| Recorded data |
------------------------

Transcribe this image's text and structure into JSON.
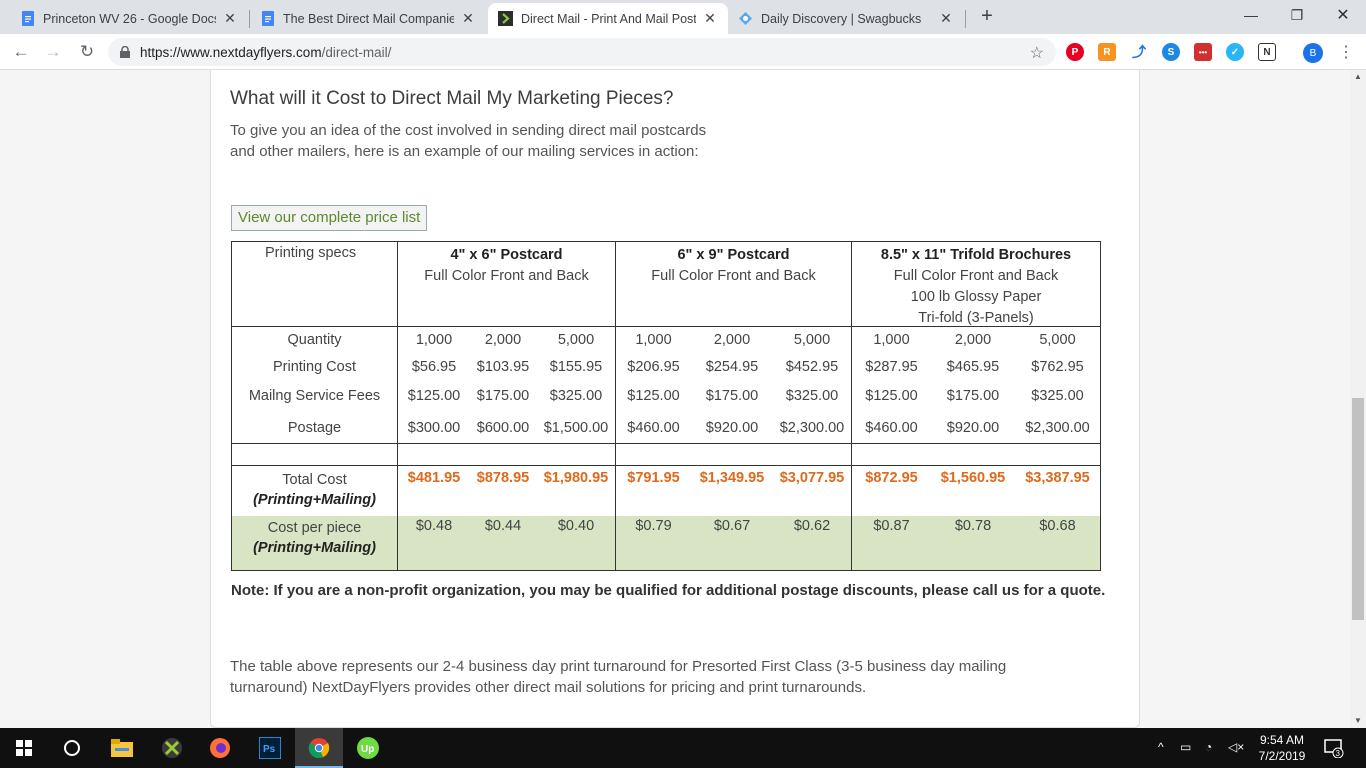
{
  "browser": {
    "tabs": [
      {
        "title": "Princeton WV 26 - Google Docs",
        "icon": "google-docs-icon"
      },
      {
        "title": "The Best Direct Mail Companies",
        "icon": "google-docs-icon"
      },
      {
        "title": "Direct Mail - Print And Mail Postc",
        "icon": "nextdayflyers-icon"
      },
      {
        "title": "Daily Discovery | Swagbucks",
        "icon": "swagbucks-icon"
      }
    ],
    "url_host": "https://www.nextdayflyers.com",
    "url_path": "/direct-mail/",
    "profile_initial": "B"
  },
  "page": {
    "heading": "What will it Cost to Direct Mail My Marketing Pieces?",
    "intro_line1": "To give you an idea of the cost involved in sending direct mail postcards",
    "intro_line2": "and other mailers, here is an example of our mailing services in action:",
    "price_list_button": "View our complete price list",
    "note": "Note:  If you are a non-profit organization, you may be qualified for additional postage discounts, please call us for a quote.",
    "para_line1": "The table above represents our 2-4 business day print turnaround for Presorted First Class (3-5 business day mailing",
    "para_line2": "turnaround) NextDayFlyers provides other direct mail solutions for pricing and print turnarounds."
  },
  "table": {
    "specs_label": "Printing specs",
    "products": [
      {
        "title": "4\" x 6\" Postcard",
        "lines": [
          "Full Color Front and Back"
        ]
      },
      {
        "title": "6\" x 9\" Postcard",
        "lines": [
          "Full Color Front and Back"
        ]
      },
      {
        "title": "8.5\" x 11\" Trifold Brochures",
        "lines": [
          "Full Color Front and Back",
          "100 lb Glossy Paper",
          "Tri-fold (3-Panels)"
        ]
      }
    ],
    "row_labels": {
      "quantity": "Quantity",
      "printing": "Printing Cost",
      "mailing": "Mailng Service Fees",
      "postage": "Postage",
      "total": "Total Cost",
      "per_piece": "Cost per piece",
      "paren": "(Printing+Mailing)"
    },
    "quantity": [
      "1,000",
      "2,000",
      "5,000",
      "1,000",
      "2,000",
      "5,000",
      "1,000",
      "2,000",
      "5,000"
    ],
    "printing": [
      "$56.95",
      "$103.95",
      "$155.95",
      "$206.95",
      "$254.95",
      "$452.95",
      "$287.95",
      "$465.95",
      "$762.95"
    ],
    "mailing": [
      "$125.00",
      "$175.00",
      "$325.00",
      "$125.00",
      "$175.00",
      "$325.00",
      "$125.00",
      "$175.00",
      "$325.00"
    ],
    "postage": [
      "$300.00",
      "$600.00",
      "$1,500.00",
      "$460.00",
      "$920.00",
      "$2,300.00",
      "$460.00",
      "$920.00",
      "$2,300.00"
    ],
    "total": [
      "$481.95",
      "$878.95",
      "$1,980.95",
      "$791.95",
      "$1,349.95",
      "$3,077.95",
      "$872.95",
      "$1,560.95",
      "$3,387.95"
    ],
    "per_piece": [
      "$0.48",
      "$0.44",
      "$0.40",
      "$0.79",
      "$0.67",
      "$0.62",
      "$0.87",
      "$0.78",
      "$0.68"
    ]
  },
  "taskbar": {
    "clock_time": "9:54 AM",
    "clock_date": "7/2/2019",
    "notification_count": "3"
  }
}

------------------------

| WHAT IS EXPECTED |
Output the data above without changes, apart from leaving out the pictures.

| EXERCISE ANSWER |
Transcribe this image's text and structure into JSON.
{
  "browser": {
    "tabs": [
      {
        "title": "Princeton WV 26 - Google Docs",
        "icon": "google-docs-icon"
      },
      {
        "title": "The Best Direct Mail Companies",
        "icon": "google-docs-icon"
      },
      {
        "title": "Direct Mail - Print And Mail Postc",
        "icon": "nextdayflyers-icon"
      },
      {
        "title": "Daily Discovery | Swagbucks",
        "icon": "swagbucks-icon"
      }
    ],
    "url_host": "https://www.nextdayflyers.com",
    "url_path": "/direct-mail/",
    "profile_initial": "B"
  },
  "page": {
    "heading": "What will it Cost to Direct Mail My Marketing Pieces?",
    "intro_line1": "To give you an idea of the cost involved in sending direct mail postcards",
    "intro_line2": "and other mailers, here is an example of our mailing services in action:",
    "price_list_button": "View our complete price list",
    "note": "Note:  If you are a non-profit organization, you may be qualified for additional postage discounts, please call us for a quote.",
    "para_line1": "The table above represents our 2-4 business day print turnaround for Presorted First Class (3-5 business day mailing",
    "para_line2": "turnaround) NextDayFlyers provides other direct mail solutions for pricing and print turnarounds."
  },
  "table": {
    "specs_label": "Printing specs",
    "products": [
      {
        "title": "4\" x 6\" Postcard",
        "lines": [
          "Full Color Front and Back"
        ]
      },
      {
        "title": "6\" x 9\" Postcard",
        "lines": [
          "Full Color Front and Back"
        ]
      },
      {
        "title": "8.5\" x 11\" Trifold Brochures",
        "lines": [
          "Full Color Front and Back",
          "100 lb Glossy Paper",
          "Tri-fold (3-Panels)"
        ]
      }
    ],
    "row_labels": {
      "quantity": "Quantity",
      "printing": "Printing Cost",
      "mailing": "Mailng Service Fees",
      "postage": "Postage",
      "total": "Total Cost",
      "per_piece": "Cost per piece",
      "paren": "(Printing+Mailing)"
    },
    "quantity": [
      "1,000",
      "2,000",
      "5,000",
      "1,000",
      "2,000",
      "5,000",
      "1,000",
      "2,000",
      "5,000"
    ],
    "printing": [
      "$56.95",
      "$103.95",
      "$155.95",
      "$206.95",
      "$254.95",
      "$452.95",
      "$287.95",
      "$465.95",
      "$762.95"
    ],
    "mailing": [
      "$125.00",
      "$175.00",
      "$325.00",
      "$125.00",
      "$175.00",
      "$325.00",
      "$125.00",
      "$175.00",
      "$325.00"
    ],
    "postage": [
      "$300.00",
      "$600.00",
      "$1,500.00",
      "$460.00",
      "$920.00",
      "$2,300.00",
      "$460.00",
      "$920.00",
      "$2,300.00"
    ],
    "total": [
      "$481.95",
      "$878.95",
      "$1,980.95",
      "$791.95",
      "$1,349.95",
      "$3,077.95",
      "$872.95",
      "$1,560.95",
      "$3,387.95"
    ],
    "per_piece": [
      "$0.48",
      "$0.44",
      "$0.40",
      "$0.79",
      "$0.67",
      "$0.62",
      "$0.87",
      "$0.78",
      "$0.68"
    ]
  },
  "taskbar": {
    "clock_time": "9:54 AM",
    "clock_date": "7/2/2019",
    "notification_count": "3"
  }
}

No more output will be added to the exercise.